**What is needed:** Filter these entries, keeping only lines that hold the word "type".

## Start Data to process

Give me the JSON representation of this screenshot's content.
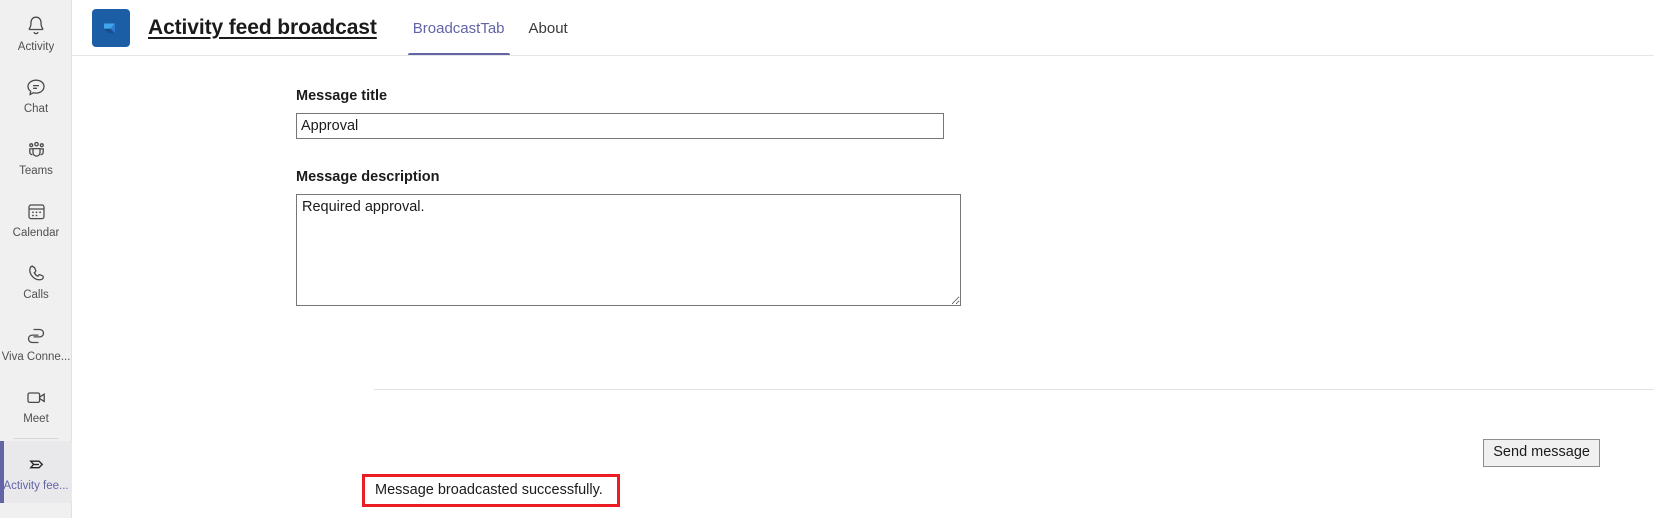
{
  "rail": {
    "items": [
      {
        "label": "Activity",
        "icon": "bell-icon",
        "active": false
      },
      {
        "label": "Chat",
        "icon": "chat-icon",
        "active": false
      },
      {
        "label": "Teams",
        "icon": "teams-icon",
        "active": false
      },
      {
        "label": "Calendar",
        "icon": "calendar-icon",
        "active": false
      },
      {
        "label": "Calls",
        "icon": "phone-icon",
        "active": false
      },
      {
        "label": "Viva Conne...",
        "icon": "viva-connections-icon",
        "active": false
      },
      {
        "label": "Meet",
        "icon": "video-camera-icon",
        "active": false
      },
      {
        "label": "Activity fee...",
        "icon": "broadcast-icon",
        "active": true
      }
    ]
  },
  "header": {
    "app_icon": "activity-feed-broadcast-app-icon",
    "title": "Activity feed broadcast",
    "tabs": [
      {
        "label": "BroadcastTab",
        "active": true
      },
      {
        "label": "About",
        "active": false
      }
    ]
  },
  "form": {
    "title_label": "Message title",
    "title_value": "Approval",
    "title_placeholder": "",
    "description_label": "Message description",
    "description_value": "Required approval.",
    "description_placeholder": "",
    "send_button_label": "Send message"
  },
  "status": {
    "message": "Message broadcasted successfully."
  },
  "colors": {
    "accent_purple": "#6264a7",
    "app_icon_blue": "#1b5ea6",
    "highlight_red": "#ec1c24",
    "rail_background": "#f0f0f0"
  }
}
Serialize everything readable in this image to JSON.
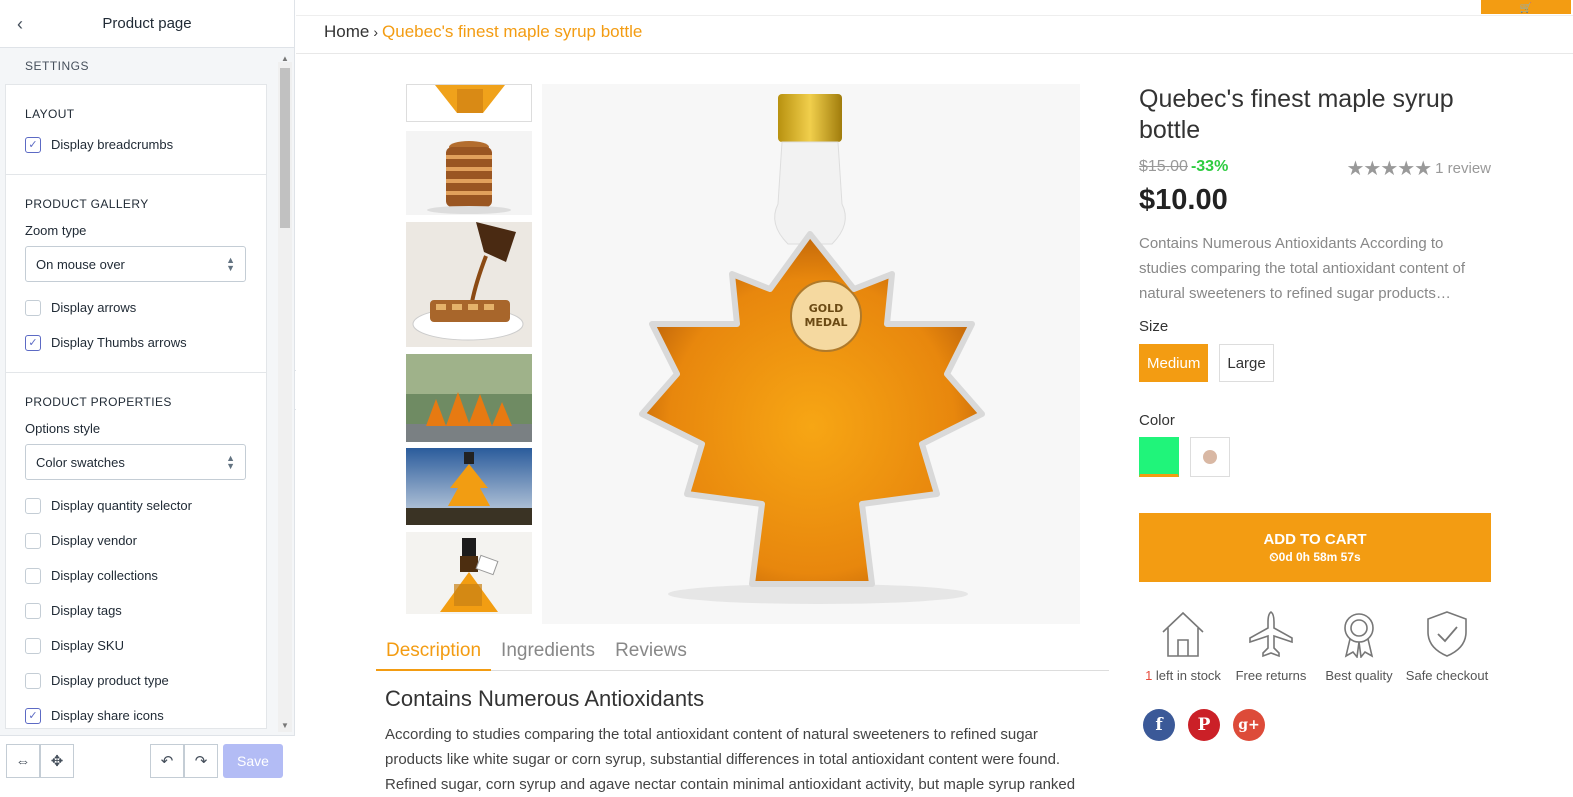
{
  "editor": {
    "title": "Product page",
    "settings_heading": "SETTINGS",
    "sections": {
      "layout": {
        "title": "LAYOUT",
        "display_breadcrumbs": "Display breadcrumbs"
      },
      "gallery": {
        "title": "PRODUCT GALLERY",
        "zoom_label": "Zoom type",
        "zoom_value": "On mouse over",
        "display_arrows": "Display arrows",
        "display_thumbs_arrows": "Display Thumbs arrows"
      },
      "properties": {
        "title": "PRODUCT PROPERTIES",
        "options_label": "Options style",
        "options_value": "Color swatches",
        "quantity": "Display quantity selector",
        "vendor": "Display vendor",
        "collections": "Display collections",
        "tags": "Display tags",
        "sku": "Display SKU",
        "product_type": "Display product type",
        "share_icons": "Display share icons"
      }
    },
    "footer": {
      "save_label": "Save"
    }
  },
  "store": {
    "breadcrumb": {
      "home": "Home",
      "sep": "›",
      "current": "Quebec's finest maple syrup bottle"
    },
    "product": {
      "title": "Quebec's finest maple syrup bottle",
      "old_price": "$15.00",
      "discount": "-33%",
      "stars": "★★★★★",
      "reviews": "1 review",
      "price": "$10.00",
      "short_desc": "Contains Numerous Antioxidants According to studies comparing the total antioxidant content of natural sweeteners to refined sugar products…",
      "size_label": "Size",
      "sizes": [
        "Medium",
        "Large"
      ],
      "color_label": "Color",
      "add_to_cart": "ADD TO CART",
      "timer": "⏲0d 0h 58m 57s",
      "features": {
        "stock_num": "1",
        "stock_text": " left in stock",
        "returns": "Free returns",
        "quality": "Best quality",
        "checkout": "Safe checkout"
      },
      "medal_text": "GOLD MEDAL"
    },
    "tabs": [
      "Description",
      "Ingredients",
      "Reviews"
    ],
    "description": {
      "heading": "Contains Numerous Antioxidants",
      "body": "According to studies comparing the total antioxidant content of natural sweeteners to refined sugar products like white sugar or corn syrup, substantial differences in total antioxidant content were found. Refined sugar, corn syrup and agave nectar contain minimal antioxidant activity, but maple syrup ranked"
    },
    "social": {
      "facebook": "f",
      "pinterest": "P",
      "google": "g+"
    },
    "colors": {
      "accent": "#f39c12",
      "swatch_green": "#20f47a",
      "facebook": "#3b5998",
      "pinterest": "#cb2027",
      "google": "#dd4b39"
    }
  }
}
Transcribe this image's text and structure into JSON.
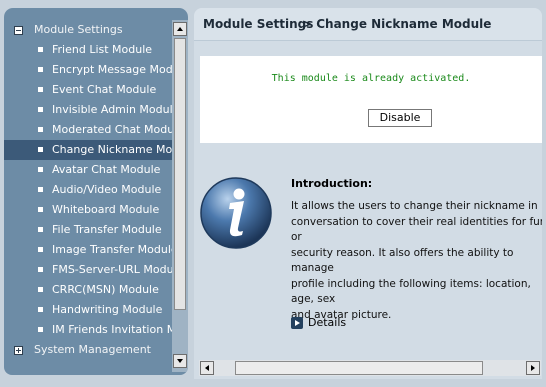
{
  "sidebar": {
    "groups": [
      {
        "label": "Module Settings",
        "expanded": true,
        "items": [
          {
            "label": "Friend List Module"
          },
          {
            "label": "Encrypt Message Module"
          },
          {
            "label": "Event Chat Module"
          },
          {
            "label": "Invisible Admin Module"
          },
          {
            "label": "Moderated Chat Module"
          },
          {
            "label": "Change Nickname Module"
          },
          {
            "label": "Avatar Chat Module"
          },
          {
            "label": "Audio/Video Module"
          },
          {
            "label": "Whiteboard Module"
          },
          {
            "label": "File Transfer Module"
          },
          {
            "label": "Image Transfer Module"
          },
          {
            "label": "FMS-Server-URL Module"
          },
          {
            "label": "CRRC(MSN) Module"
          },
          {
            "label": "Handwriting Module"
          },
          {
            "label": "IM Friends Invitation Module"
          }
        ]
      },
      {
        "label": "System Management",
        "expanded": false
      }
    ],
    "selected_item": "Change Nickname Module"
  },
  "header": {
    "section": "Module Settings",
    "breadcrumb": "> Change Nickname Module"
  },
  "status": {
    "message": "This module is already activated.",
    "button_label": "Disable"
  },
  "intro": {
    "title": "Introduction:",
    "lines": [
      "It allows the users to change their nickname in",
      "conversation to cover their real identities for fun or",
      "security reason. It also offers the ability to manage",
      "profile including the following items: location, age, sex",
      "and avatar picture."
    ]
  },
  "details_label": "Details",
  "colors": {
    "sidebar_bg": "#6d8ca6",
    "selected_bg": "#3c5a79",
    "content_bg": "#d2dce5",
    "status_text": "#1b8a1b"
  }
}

## End Data to process

**Exercise answer:**
        "zoom_label": "Zoom type",
        "product_type": "Display product type",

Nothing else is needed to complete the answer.